Entries from a dataset:
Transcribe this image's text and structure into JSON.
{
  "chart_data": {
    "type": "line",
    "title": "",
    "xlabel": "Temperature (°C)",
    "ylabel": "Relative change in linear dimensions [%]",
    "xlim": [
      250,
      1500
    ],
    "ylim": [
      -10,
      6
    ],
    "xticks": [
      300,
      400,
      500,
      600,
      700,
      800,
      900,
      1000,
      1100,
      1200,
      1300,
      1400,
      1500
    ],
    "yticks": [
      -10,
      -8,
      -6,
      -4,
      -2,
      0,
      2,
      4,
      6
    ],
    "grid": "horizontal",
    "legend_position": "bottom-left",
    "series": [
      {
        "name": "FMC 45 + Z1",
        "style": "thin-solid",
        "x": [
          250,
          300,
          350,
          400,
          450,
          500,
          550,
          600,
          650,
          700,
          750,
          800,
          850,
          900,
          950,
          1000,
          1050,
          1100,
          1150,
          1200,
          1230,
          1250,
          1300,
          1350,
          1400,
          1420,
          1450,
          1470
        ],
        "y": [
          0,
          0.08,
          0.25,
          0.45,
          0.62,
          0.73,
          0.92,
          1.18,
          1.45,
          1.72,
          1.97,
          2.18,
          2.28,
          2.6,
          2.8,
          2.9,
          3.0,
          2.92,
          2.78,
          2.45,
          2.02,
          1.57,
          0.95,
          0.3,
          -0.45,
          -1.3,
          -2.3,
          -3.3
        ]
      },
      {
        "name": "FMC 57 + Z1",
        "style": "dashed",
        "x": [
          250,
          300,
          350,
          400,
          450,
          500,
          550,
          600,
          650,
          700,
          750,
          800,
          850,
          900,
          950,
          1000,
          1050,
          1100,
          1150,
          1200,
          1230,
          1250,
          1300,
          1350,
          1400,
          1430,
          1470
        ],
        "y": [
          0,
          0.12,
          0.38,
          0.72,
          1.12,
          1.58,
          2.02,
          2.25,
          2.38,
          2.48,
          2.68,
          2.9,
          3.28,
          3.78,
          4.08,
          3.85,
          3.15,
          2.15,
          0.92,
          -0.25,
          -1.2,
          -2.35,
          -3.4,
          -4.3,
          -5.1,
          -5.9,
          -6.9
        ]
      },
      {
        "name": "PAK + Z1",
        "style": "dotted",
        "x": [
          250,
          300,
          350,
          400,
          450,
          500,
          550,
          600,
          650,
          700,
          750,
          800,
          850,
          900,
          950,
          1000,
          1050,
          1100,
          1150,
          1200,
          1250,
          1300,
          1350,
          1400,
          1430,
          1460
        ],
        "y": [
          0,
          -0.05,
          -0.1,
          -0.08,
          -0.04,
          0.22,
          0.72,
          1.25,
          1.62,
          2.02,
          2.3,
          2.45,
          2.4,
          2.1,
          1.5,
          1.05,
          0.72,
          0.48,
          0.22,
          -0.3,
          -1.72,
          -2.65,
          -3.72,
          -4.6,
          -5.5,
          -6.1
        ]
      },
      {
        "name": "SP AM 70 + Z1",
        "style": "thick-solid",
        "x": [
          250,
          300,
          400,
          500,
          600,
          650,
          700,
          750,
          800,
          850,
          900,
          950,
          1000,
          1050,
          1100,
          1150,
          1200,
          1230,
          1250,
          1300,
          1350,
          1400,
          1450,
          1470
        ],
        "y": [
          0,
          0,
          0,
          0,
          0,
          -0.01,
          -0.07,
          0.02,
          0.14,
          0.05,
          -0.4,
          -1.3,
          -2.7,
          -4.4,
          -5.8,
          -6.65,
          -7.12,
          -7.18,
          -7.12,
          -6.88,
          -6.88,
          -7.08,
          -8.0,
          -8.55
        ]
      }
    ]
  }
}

WHAT YOU HAVE TO DO —
Extract every record and return it verbatim.

ANSWER TO THIS TASK —
Transcribe this image's text and structure into JSON.
{
  "chart_data": {
    "type": "line",
    "title": "",
    "xlabel": "Temperature (°C)",
    "ylabel": "Relative change in linear dimensions [%]",
    "xlim": [
      250,
      1500
    ],
    "ylim": [
      -10,
      6
    ],
    "xticks": [
      300,
      400,
      500,
      600,
      700,
      800,
      900,
      1000,
      1100,
      1200,
      1300,
      1400,
      1500
    ],
    "yticks": [
      -10,
      -8,
      -6,
      -4,
      -2,
      0,
      2,
      4,
      6
    ],
    "grid": "horizontal",
    "legend_position": "bottom-left",
    "series": [
      {
        "name": "FMC 45 + Z1",
        "style": "thin-solid",
        "x": [
          250,
          300,
          350,
          400,
          450,
          500,
          550,
          600,
          650,
          700,
          750,
          800,
          850,
          900,
          950,
          1000,
          1050,
          1100,
          1150,
          1200,
          1230,
          1250,
          1300,
          1350,
          1400,
          1420,
          1450,
          1470
        ],
        "y": [
          0,
          0.08,
          0.25,
          0.45,
          0.62,
          0.73,
          0.92,
          1.18,
          1.45,
          1.72,
          1.97,
          2.18,
          2.28,
          2.6,
          2.8,
          2.9,
          3.0,
          2.92,
          2.78,
          2.45,
          2.02,
          1.57,
          0.95,
          0.3,
          -0.45,
          -1.3,
          -2.3,
          -3.3
        ]
      },
      {
        "name": "FMC 57 + Z1",
        "style": "dashed",
        "x": [
          250,
          300,
          350,
          400,
          450,
          500,
          550,
          600,
          650,
          700,
          750,
          800,
          850,
          900,
          950,
          1000,
          1050,
          1100,
          1150,
          1200,
          1230,
          1250,
          1300,
          1350,
          1400,
          1430,
          1470
        ],
        "y": [
          0,
          0.12,
          0.38,
          0.72,
          1.12,
          1.58,
          2.02,
          2.25,
          2.38,
          2.48,
          2.68,
          2.9,
          3.28,
          3.78,
          4.08,
          3.85,
          3.15,
          2.15,
          0.92,
          -0.25,
          -1.2,
          -2.35,
          -3.4,
          -4.3,
          -5.1,
          -5.9,
          -6.9
        ]
      },
      {
        "name": "PAK + Z1",
        "style": "dotted",
        "x": [
          250,
          300,
          350,
          400,
          450,
          500,
          550,
          600,
          650,
          700,
          750,
          800,
          850,
          900,
          950,
          1000,
          1050,
          1100,
          1150,
          1200,
          1250,
          1300,
          1350,
          1400,
          1430,
          1460
        ],
        "y": [
          0,
          -0.05,
          -0.1,
          -0.08,
          -0.04,
          0.22,
          0.72,
          1.25,
          1.62,
          2.02,
          2.3,
          2.45,
          2.4,
          2.1,
          1.5,
          1.05,
          0.72,
          0.48,
          0.22,
          -0.3,
          -1.72,
          -2.65,
          -3.72,
          -4.6,
          -5.5,
          -6.1
        ]
      },
      {
        "name": "SP AM 70 + Z1",
        "style": "thick-solid",
        "x": [
          250,
          300,
          400,
          500,
          600,
          650,
          700,
          750,
          800,
          850,
          900,
          950,
          1000,
          1050,
          1100,
          1150,
          1200,
          1230,
          1250,
          1300,
          1350,
          1400,
          1450,
          1470
        ],
        "y": [
          0,
          0,
          0,
          0,
          0,
          -0.01,
          -0.07,
          0.02,
          0.14,
          0.05,
          -0.4,
          -1.3,
          -2.7,
          -4.4,
          -5.8,
          -6.65,
          -7.12,
          -7.18,
          -7.12,
          -6.88,
          -6.88,
          -7.08,
          -8.0,
          -8.55
        ]
      }
    ]
  }
}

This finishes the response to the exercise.